Extract all lines in the data that contain the word "from".

*-*-*

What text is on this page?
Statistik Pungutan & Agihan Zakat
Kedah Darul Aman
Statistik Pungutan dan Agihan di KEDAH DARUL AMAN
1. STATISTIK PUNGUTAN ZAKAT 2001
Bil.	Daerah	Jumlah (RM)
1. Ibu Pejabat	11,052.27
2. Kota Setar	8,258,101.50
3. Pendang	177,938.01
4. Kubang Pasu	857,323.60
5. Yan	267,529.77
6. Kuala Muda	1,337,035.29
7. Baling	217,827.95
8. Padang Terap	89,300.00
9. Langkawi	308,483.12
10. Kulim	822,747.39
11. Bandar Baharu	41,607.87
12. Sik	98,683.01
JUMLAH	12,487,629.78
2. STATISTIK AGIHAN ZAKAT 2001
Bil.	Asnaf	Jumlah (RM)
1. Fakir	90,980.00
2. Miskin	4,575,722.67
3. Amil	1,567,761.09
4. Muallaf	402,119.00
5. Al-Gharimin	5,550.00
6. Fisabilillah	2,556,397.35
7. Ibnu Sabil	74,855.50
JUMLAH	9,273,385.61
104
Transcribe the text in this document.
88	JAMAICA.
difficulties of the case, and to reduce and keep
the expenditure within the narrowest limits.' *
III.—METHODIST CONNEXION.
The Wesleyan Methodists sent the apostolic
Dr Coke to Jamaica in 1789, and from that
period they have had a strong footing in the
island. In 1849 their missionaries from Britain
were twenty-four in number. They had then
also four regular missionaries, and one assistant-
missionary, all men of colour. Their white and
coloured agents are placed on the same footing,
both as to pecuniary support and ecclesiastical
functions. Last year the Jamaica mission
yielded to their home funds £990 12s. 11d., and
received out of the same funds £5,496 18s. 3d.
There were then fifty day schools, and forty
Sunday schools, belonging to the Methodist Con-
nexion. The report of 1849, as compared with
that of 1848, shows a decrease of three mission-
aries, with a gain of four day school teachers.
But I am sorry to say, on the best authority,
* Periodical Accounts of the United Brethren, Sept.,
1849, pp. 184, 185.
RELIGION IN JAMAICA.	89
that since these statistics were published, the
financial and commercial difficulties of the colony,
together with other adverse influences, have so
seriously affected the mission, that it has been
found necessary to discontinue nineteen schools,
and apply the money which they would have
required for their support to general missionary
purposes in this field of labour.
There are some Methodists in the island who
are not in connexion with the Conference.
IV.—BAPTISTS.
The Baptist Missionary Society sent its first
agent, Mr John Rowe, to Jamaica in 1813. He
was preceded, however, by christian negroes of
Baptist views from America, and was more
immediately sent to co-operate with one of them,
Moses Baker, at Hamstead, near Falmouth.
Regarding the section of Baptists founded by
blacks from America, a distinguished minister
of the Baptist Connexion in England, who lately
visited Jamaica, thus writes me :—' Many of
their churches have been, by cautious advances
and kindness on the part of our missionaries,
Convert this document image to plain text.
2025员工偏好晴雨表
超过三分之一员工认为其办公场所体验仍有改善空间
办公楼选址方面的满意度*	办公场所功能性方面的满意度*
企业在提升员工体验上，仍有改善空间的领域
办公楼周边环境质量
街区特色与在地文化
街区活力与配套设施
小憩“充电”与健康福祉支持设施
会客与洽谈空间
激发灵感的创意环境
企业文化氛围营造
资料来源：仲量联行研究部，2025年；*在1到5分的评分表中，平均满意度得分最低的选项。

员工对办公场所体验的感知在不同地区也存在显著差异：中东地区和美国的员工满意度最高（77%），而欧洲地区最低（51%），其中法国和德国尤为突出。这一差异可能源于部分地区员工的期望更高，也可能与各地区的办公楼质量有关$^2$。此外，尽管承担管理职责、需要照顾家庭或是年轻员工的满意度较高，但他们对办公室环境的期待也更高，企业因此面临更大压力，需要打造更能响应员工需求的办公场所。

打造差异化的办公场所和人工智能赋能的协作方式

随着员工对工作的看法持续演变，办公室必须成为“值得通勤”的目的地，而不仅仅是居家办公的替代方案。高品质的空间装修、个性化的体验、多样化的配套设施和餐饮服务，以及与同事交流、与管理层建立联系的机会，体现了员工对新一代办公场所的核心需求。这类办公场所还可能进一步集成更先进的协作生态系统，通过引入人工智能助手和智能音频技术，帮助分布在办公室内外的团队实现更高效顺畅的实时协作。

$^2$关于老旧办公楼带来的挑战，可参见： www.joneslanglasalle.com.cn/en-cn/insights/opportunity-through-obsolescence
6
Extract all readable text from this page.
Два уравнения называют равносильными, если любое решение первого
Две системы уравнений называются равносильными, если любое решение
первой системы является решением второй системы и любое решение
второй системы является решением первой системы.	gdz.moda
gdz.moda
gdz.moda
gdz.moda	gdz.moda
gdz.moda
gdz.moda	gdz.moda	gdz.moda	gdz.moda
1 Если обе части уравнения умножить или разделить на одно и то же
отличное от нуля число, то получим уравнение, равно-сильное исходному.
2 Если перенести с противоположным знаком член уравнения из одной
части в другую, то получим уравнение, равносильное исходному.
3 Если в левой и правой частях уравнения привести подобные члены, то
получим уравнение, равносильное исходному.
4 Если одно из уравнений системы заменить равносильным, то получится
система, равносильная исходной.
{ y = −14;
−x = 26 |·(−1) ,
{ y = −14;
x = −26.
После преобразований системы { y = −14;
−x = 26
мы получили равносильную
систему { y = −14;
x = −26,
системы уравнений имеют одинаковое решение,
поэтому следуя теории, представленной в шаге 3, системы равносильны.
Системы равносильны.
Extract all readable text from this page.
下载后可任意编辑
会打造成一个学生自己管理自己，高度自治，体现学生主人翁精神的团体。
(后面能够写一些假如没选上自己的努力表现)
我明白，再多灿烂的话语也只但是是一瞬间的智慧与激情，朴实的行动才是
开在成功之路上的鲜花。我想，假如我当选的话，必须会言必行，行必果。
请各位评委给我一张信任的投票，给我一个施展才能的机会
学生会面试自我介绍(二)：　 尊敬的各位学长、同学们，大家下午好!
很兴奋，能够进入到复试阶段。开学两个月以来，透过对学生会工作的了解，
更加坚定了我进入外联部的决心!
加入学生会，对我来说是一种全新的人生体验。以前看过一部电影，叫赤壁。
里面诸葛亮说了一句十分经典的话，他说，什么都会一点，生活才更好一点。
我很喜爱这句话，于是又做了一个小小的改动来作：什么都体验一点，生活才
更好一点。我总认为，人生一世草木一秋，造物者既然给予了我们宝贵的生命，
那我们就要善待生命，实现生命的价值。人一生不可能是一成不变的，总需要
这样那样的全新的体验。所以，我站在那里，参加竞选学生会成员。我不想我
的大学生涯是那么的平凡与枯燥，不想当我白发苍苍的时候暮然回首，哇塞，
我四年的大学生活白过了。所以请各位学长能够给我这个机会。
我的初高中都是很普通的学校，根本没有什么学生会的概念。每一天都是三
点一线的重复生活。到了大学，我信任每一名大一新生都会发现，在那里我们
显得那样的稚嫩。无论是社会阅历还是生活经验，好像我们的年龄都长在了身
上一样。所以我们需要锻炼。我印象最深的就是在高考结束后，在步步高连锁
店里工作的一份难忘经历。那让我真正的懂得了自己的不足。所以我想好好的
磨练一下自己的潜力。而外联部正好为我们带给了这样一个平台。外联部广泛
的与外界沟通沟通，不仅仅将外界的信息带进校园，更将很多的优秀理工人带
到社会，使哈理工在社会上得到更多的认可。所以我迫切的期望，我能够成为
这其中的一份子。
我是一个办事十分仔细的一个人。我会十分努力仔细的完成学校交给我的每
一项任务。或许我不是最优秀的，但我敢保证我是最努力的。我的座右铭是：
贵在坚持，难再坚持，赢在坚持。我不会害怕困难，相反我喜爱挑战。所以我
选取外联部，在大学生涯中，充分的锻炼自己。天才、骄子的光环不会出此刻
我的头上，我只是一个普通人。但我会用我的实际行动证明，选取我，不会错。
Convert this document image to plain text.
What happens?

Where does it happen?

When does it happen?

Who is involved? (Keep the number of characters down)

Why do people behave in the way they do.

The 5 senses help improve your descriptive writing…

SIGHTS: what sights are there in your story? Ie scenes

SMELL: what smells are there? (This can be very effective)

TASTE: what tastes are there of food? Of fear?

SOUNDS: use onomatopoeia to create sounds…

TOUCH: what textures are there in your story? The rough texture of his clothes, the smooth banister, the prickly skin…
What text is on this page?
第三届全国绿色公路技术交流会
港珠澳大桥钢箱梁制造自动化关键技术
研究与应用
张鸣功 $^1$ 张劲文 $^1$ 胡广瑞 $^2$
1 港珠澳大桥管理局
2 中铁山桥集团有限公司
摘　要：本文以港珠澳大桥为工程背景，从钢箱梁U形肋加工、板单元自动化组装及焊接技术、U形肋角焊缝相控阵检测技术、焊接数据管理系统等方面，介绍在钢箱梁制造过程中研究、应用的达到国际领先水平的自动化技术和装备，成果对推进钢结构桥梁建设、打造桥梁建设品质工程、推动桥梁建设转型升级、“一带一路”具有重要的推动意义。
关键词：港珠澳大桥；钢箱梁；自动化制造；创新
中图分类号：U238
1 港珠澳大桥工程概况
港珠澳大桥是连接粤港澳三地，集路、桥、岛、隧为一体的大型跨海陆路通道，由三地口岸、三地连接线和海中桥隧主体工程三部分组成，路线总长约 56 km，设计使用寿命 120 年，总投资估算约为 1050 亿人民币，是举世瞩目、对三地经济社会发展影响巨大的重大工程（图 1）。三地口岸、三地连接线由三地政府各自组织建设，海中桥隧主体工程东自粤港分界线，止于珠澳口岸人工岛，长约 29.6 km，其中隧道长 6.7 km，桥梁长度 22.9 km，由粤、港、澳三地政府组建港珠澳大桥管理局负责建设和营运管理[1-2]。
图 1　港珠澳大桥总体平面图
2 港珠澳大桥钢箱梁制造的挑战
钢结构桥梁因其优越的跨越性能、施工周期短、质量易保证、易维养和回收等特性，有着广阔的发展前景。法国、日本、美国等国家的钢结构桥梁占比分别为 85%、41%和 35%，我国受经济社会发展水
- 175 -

*-*-*

* [ANSWER FOR THE TASK]:
Dr Coke to Jamaica in 1789, and from that
island. In 1849 their missionaries from Britain
Baptist views from America, and was more
blacks from America, a distinguished minister
Extract all readable text from this page.
Extract all readable text from this page.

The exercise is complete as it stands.